>> begin TASK INPUTS

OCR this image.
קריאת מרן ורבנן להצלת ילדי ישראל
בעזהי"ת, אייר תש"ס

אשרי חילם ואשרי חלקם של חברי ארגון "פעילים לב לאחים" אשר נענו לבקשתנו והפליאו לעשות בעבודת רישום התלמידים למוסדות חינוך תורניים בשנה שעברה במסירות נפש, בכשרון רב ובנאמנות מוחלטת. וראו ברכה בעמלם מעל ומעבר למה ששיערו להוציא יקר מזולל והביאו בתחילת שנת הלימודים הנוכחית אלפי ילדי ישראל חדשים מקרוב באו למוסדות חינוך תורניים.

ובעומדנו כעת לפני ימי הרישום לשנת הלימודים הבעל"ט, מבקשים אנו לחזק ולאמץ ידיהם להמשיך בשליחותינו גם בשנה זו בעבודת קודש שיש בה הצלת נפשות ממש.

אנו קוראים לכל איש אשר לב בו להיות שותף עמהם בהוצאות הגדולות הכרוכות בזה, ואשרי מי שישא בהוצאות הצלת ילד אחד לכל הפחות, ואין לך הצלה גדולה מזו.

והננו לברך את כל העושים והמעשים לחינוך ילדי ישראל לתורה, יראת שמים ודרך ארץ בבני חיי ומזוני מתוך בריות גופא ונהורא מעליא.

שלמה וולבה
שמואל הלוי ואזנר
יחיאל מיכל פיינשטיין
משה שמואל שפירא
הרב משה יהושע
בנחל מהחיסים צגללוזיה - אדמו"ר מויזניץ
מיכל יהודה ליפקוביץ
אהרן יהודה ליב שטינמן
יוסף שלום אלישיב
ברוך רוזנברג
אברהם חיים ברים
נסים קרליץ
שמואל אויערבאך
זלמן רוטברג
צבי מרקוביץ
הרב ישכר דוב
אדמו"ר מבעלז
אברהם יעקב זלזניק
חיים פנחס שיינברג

>> end TASK INPUTS

* **DO THIS**:
Write out every entry again exactly, please, with nothing missing.

* **EXERCISE SOLUTION**:
OCR this image.
קריאת מרן ורבנן להצלת ילדי ישראל
בעזהי"ת, אייר תש"ס

אשרי חילם ואשרי חלקם של חברי ארגון "פעילים לב לאחים" אשר נענו לבקשתנו והפליאו לעשות בעבודת רישום התלמידים למוסדות חינוך תורניים בשנה שעברה במסירות נפש, בכשרון רב ובנאמנות מוחלטת. וראו ברכה בעמלם מעל ומעבר למה ששיערו להוציא יקר מזולל והביאו בתחילת שנת הלימודים הנוכחית אלפי ילדי ישראל חדשים מקרוב באו למוסדות חינוך תורניים.

ובעומדנו כעת לפני ימי הרישום לשנת הלימודים הבעל"ט, מבקשים אנו לחזק ולאמץ ידיהם להמשיך בשליחותינו גם בשנה זו בעבודת קודש שיש בה הצלת נפשות ממש.

אנו קוראים לכל איש אשר לב בו להיות שותף עמהם בהוצאות הגדולות הכרוכות בזה, ואשרי מי שישא בהוצאות הצלת ילד אחד לכל הפחות, ואין לך הצלה גדולה מזו.

והננו לברך את כל העושים והמעשים לחינוך ילדי ישראל לתורה, יראת שמים ודרך ארץ בבני חיי ומזוני מתוך בריות גופא ונהורא מעליא.

שלמה וולבה
שמואל הלוי ואזנר
יחיאל מיכל פיינשטיין
משה שמואל שפירא
הרב משה יהושע
בנחל מהחיסים צגללוזיה - אדמו"ר מויזניץ
מיכל יהודה ליפקוביץ
אהרן יהודה ליב שטינמן
יוסף שלום אלישיב
ברוך רוזנברג
אברהם חיים ברים
נסים קרליץ
שמואל אויערבאך
זלמן רוטברג
צבי מרקוביץ
הרב ישכר דוב
אדמו"ר מבעלז
אברהם יעקב זלזניק
חיים פנחס שיינברג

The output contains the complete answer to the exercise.